→ **Set exercise**
Set down the records once more, please, exactly and with the pictures left out.

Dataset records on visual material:
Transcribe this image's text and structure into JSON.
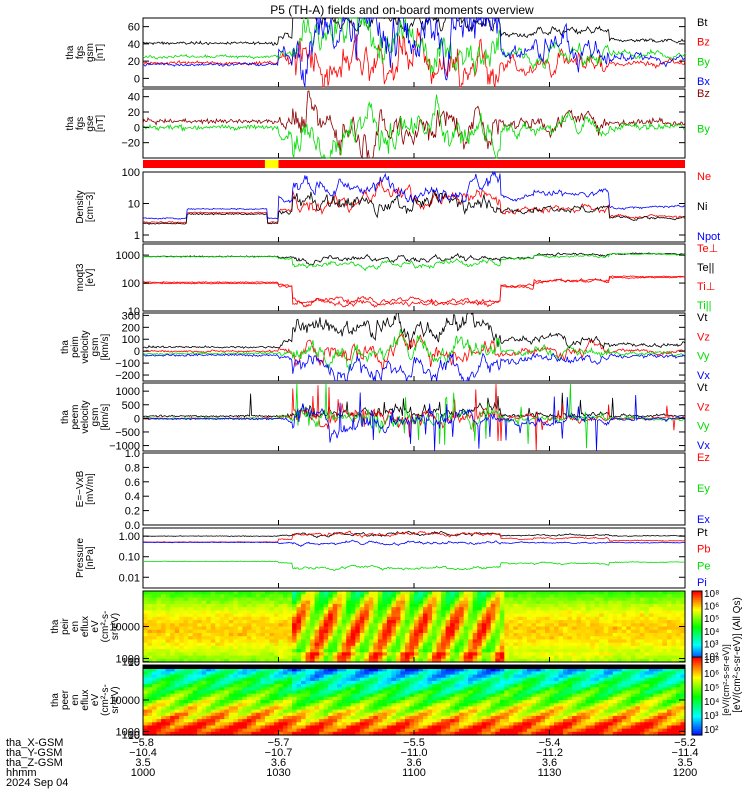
{
  "title": "P5 (TH-A) fields and on-board moments overview",
  "colors": {
    "black": "#000000",
    "red": "#ff0000",
    "green": "#00dd00",
    "blue": "#0000ff",
    "darkred": "#8b0000",
    "yellow": "#ffff00"
  },
  "chart_data": [
    {
      "type": "line",
      "ylabel_lines": [
        "tha",
        "fgs",
        "gsm",
        "[nT]"
      ],
      "ylim": [
        -10,
        70
      ],
      "ticks": [
        0,
        20,
        40,
        60
      ],
      "tick_labels": [
        "0",
        "20",
        "40",
        "60"
      ],
      "series": [
        {
          "name": "Bt",
          "color": "black"
        },
        {
          "name": "Bz",
          "color": "red"
        },
        {
          "name": "By",
          "color": "green"
        },
        {
          "name": "Bx",
          "color": "blue"
        }
      ]
    },
    {
      "type": "line",
      "ylabel_lines": [
        "tha",
        "fgs",
        "gse",
        "[nT]"
      ],
      "ylim": [
        -40,
        50
      ],
      "ticks": [
        -20,
        0,
        20,
        40
      ],
      "tick_labels": [
        "−20",
        "0",
        "20",
        "40"
      ],
      "series": [
        {
          "name": "Bz",
          "color": "darkred"
        },
        {
          "name": "By",
          "color": "green"
        }
      ]
    },
    {
      "type": "flag_bar",
      "description": "mode bar",
      "segments": [
        {
          "start": "10:00",
          "end": "10:27",
          "color": "red"
        },
        {
          "start": "10:27",
          "end": "10:30",
          "color": "yellow"
        },
        {
          "start": "10:30",
          "end": "12:00",
          "color": "red"
        }
      ]
    },
    {
      "type": "line",
      "scale": "log",
      "ylabel_lines": [
        "Density",
        "[cm−3]"
      ],
      "ylim": [
        0.6,
        100
      ],
      "ticks": [
        1,
        10,
        100
      ],
      "tick_labels": [
        "1",
        "10",
        "100"
      ],
      "series": [
        {
          "name": "Ne",
          "color": "red"
        },
        {
          "name": "Ni",
          "color": "black"
        },
        {
          "name": "Npot",
          "color": "blue"
        }
      ]
    },
    {
      "type": "line",
      "scale": "log",
      "ylabel_lines": [
        "moqt3",
        "[eV]"
      ],
      "ylim": [
        10,
        2500
      ],
      "ticks": [
        10,
        100,
        1000
      ],
      "tick_labels": [
        "10",
        "100",
        "1000"
      ],
      "series": [
        {
          "name": "Te⊥",
          "color": "red"
        },
        {
          "name": "Te||",
          "color": "black"
        },
        {
          "name": "Ti⊥",
          "color": "red"
        },
        {
          "name": "Ti||",
          "color": "green"
        }
      ]
    },
    {
      "type": "line",
      "ylabel_lines": [
        "tha",
        "peim",
        "velocity",
        "gsm",
        "[km/s]"
      ],
      "ylim": [
        -250,
        320
      ],
      "ticks": [
        -200,
        -100,
        0,
        100,
        200,
        300
      ],
      "tick_labels": [
        "−200",
        "−100",
        "0",
        "100",
        "200",
        "300"
      ],
      "series": [
        {
          "name": "Vt",
          "color": "black"
        },
        {
          "name": "Vz",
          "color": "red"
        },
        {
          "name": "Vy",
          "color": "green"
        },
        {
          "name": "Vx",
          "color": "blue"
        }
      ]
    },
    {
      "type": "line",
      "ylabel_lines": [
        "tha",
        "peem",
        "velocity",
        "gsm",
        "[km/s]"
      ],
      "ylim": [
        -1200,
        1300
      ],
      "ticks": [
        -1000,
        -500,
        0,
        500,
        1000
      ],
      "tick_labels": [
        "−1000",
        "−500",
        "0",
        "500",
        "1000"
      ],
      "series": [
        {
          "name": "Vt",
          "color": "black"
        },
        {
          "name": "Vz",
          "color": "red"
        },
        {
          "name": "Vy",
          "color": "green"
        },
        {
          "name": "Vx",
          "color": "blue"
        }
      ]
    },
    {
      "type": "line",
      "ylabel_lines": [
        "E=−VxB",
        "[mV/m]"
      ],
      "ylim": [
        0,
        1
      ],
      "ticks": [
        0,
        0.2,
        0.4,
        0.6,
        0.8,
        1.0
      ],
      "tick_labels": [
        "0.0",
        "0.2",
        "0.4",
        "0.6",
        "0.8",
        "1.0"
      ],
      "series": [
        {
          "name": "Ez",
          "color": "red"
        },
        {
          "name": "Ey",
          "color": "green"
        },
        {
          "name": "Ex",
          "color": "blue"
        }
      ]
    },
    {
      "type": "line",
      "scale": "log",
      "ylabel_lines": [
        "Pressure",
        "[nPa]"
      ],
      "ylim": [
        0.003,
        2.5
      ],
      "ticks": [
        0.01,
        0.1,
        1
      ],
      "tick_labels": [
        "0.01",
        "0.10",
        "1.00"
      ],
      "series": [
        {
          "name": "Pt",
          "color": "black"
        },
        {
          "name": "Pb",
          "color": "red"
        },
        {
          "name": "Pe",
          "color": "green"
        },
        {
          "name": "Pi",
          "color": "blue"
        }
      ]
    },
    {
      "type": "heatmap",
      "ylabel_lines": [
        "tha",
        "peir",
        "en",
        "eflux",
        "eV",
        "(cm²-s-",
        "sr-eV)"
      ],
      "ylim": [
        6,
        20000
      ],
      "ticks": [
        10,
        100,
        1000,
        10000
      ],
      "tick_labels": [
        "10",
        "100",
        "1000",
        "10000"
      ]
    },
    {
      "type": "heatmap",
      "ylabel_lines": [
        "tha",
        "peer",
        "en",
        "eflux",
        "eV",
        "(cm²-s-",
        "sr-eV)"
      ],
      "ylim": [
        6,
        20000
      ],
      "ticks": [
        10,
        100,
        1000,
        10000
      ],
      "tick_labels": [
        "10",
        "100",
        "1000",
        "10000"
      ]
    }
  ],
  "colorbar": {
    "label": "[eV/(cm²-s-sr-eV)] (All Qs)",
    "label2": "[eV/(cm²-s-sr-eV)]",
    "upper_ticks": [
      "10²",
      "10³",
      "10⁴",
      "10⁵",
      "10⁶",
      "10⁸"
    ],
    "lower_ticks": [
      "10²",
      "10³",
      "10⁴",
      "10⁵",
      "10⁶",
      "10⁸"
    ]
  },
  "xaxis": {
    "xlim": [
      "10:00",
      "12:00"
    ],
    "row_labels": [
      "tha_X-GSM",
      "tha_Y-GSM",
      "tha_Z-GSM",
      "hhmm",
      "2024 Sep 04"
    ],
    "ticks": [
      {
        "time": "10:00",
        "vals": [
          "−5.8",
          "−10.4",
          "3.5",
          "1000"
        ]
      },
      {
        "time": "10:30",
        "vals": [
          "−5.7",
          "−10.7",
          "3.6",
          "1030"
        ]
      },
      {
        "time": "11:00",
        "vals": [
          "−5.5",
          "−11.0",
          "3.6",
          "1100"
        ]
      },
      {
        "time": "11:30",
        "vals": [
          "−5.4",
          "−11.2",
          "3.6",
          "1130"
        ]
      },
      {
        "time": "12:00",
        "vals": [
          "−5.2",
          "−11.4",
          "3.5",
          "1200"
        ]
      }
    ]
  }
}
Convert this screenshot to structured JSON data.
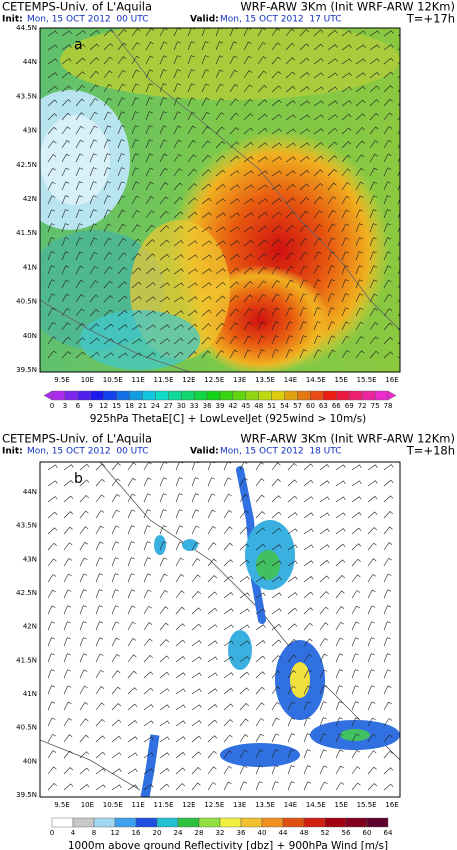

→ **Solved problem**
Transcribe this image's text and structure into JSON.
{
  "title": "P5 (TH-A) fields and on-board moments overview",
  "colors": {
    "black": "#000000",
    "red": "#ff0000",
    "green": "#00dd00",
    "blue": "#0000ff",
    "darkred": "#8b0000",
    "yellow": "#ffff00"
  },
  "chart_data": [
    {
      "type": "line",
      "ylabel_lines": [
        "tha",
        "fgs",
        "gsm",
        "[nT]"
      ],
      "ylim": [
        -10,
        70
      ],
      "ticks": [
        0,
        20,
        40,
        60
      ],
      "tick_labels": [
        "0",
        "20",
        "40",
        "60"
      ],
      "series": [
        {
          "name": "Bt",
          "color": "black"
        },
        {
          "name": "Bz",
          "color": "red"
        },
        {
          "name": "By",
          "color": "green"
        },
        {
          "name": "Bx",
          "color": "blue"
        }
      ]
    },
    {
      "type": "line",
      "ylabel_lines": [
        "tha",
        "fgs",
        "gse",
        "[nT]"
      ],
      "ylim": [
        -40,
        50
      ],
      "ticks": [
        -20,
        0,
        20,
        40
      ],
      "tick_labels": [
        "−20",
        "0",
        "20",
        "40"
      ],
      "series": [
        {
          "name": "Bz",
          "color": "darkred"
        },
        {
          "name": "By",
          "color": "green"
        }
      ]
    },
    {
      "type": "flag_bar",
      "description": "mode bar",
      "segments": [
        {
          "start": "10:00",
          "end": "10:27",
          "color": "red"
        },
        {
          "start": "10:27",
          "end": "10:30",
          "color": "yellow"
        },
        {
          "start": "10:30",
          "end": "12:00",
          "color": "red"
        }
      ]
    },
    {
      "type": "line",
      "scale": "log",
      "ylabel_lines": [
        "Density",
        "[cm−3]"
      ],
      "ylim": [
        0.6,
        100
      ],
      "ticks": [
        1,
        10,
        100
      ],
      "tick_labels": [
        "1",
        "10",
        "100"
      ],
      "series": [
        {
          "name": "Ne",
          "color": "red"
        },
        {
          "name": "Ni",
          "color": "black"
        },
        {
          "name": "Npot",
          "color": "blue"
        }
      ]
    },
    {
      "type": "line",
      "scale": "log",
      "ylabel_lines": [
        "moqt3",
        "[eV]"
      ],
      "ylim": [
        10,
        2500
      ],
      "ticks": [
        10,
        100,
        1000
      ],
      "tick_labels": [
        "10",
        "100",
        "1000"
      ],
      "series": [
        {
          "name": "Te⊥",
          "color": "red"
        },
        {
          "name": "Te||",
          "color": "black"
        },
        {
          "name": "Ti⊥",
          "color": "red"
        },
        {
          "name": "Ti||",
          "color": "green"
        }
      ]
    },
    {
      "type": "line",
      "ylabel_lines": [
        "tha",
        "peim",
        "velocity",
        "gsm",
        "[km/s]"
      ],
      "ylim": [
        -250,
        320
      ],
      "ticks": [
        -200,
        -100,
        0,
        100,
        200,
        300
      ],
      "tick_labels": [
        "−200",
        "−100",
        "0",
        "100",
        "200",
        "300"
      ],
      "series": [
        {
          "name": "Vt",
          "color": "black"
        },
        {
          "name": "Vz",
          "color": "red"
        },
        {
          "name": "Vy",
          "color": "green"
        },
        {
          "name": "Vx",
          "color": "blue"
        }
      ]
    },
    {
      "type": "line",
      "ylabel_lines": [
        "tha",
        "peem",
        "velocity",
        "gsm",
        "[km/s]"
      ],
      "ylim": [
        -1200,
        1300
      ],
      "ticks": [
        -1000,
        -500,
        0,
        500,
        1000
      ],
      "tick_labels": [
        "−1000",
        "−500",
        "0",
        "500",
        "1000"
      ],
      "series": [
        {
          "name": "Vt",
          "color": "black"
        },
        {
          "name": "Vz",
          "color": "red"
        },
        {
          "name": "Vy",
          "color": "green"
        },
        {
          "name": "Vx",
          "color": "blue"
        }
      ]
    },
    {
      "type": "line",
      "ylabel_lines": [
        "E=−VxB",
        "[mV/m]"
      ],
      "ylim": [
        0,
        1
      ],
      "ticks": [
        0,
        0.2,
        0.4,
        0.6,
        0.8,
        1.0
      ],
      "tick_labels": [
        "0.0",
        "0.2",
        "0.4",
        "0.6",
        "0.8",
        "1.0"
      ],
      "series": [
        {
          "name": "Ez",
          "color": "red"
        },
        {
          "name": "Ey",
          "color": "green"
        },
        {
          "name": "Ex",
          "color": "blue"
        }
      ]
    },
    {
      "type": "line",
      "scale": "log",
      "ylabel_lines": [
        "Pressure",
        "[nPa]"
      ],
      "ylim": [
        0.003,
        2.5
      ],
      "ticks": [
        0.01,
        0.1,
        1
      ],
      "tick_labels": [
        "0.01",
        "0.10",
        "1.00"
      ],
      "series": [
        {
          "name": "Pt",
          "color": "black"
        },
        {
          "name": "Pb",
          "color": "red"
        },
        {
          "name": "Pe",
          "color": "green"
        },
        {
          "name": "Pi",
          "color": "blue"
        }
      ]
    },
    {
      "type": "heatmap",
      "ylabel_lines": [
        "tha",
        "peir",
        "en",
        "eflux",
        "eV",
        "(cm²-s-",
        "sr-eV)"
      ],
      "ylim": [
        6,
        20000
      ],
      "ticks": [
        10,
        100,
        1000,
        10000
      ],
      "tick_labels": [
        "10",
        "100",
        "1000",
        "10000"
      ]
    },
    {
      "type": "heatmap",
      "ylabel_lines": [
        "tha",
        "peer",
        "en",
        "eflux",
        "eV",
        "(cm²-s-",
        "sr-eV)"
      ],
      "ylim": [
        6,
        20000
      ],
      "ticks": [
        10,
        100,
        1000,
        10000
      ],
      "tick_labels": [
        "10",
        "100",
        "1000",
        "10000"
      ]
    }
  ],
  "colorbar": {
    "label": "[eV/(cm²-s-sr-eV)] (All Qs)",
    "label2": "[eV/(cm²-s-sr-eV)]",
    "upper_ticks": [
      "10²",
      "10³",
      "10⁴",
      "10⁵",
      "10⁶",
      "10⁸"
    ],
    "lower_ticks": [
      "10²",
      "10³",
      "10⁴",
      "10⁵",
      "10⁶",
      "10⁸"
    ]
  },
  "xaxis": {
    "xlim": [
      "10:00",
      "12:00"
    ],
    "row_labels": [
      "tha_X-GSM",
      "tha_Y-GSM",
      "tha_Z-GSM",
      "hhmm",
      "2024 Sep 04"
    ],
    "ticks": [
      {
        "time": "10:00",
        "vals": [
          "−5.8",
          "−10.4",
          "3.5",
          "1000"
        ]
      },
      {
        "time": "10:30",
        "vals": [
          "−5.7",
          "−10.7",
          "3.6",
          "1030"
        ]
      },
      {
        "time": "11:00",
        "vals": [
          "−5.5",
          "−11.0",
          "3.6",
          "1100"
        ]
      },
      {
        "time": "11:30",
        "vals": [
          "−5.4",
          "−11.2",
          "3.6",
          "1130"
        ]
      },
      {
        "time": "12:00",
        "vals": [
          "−5.2",
          "−11.4",
          "3.5",
          "1200"
        ]
      }
    ]
  }
}
Convert this screenshot to structured JSON data.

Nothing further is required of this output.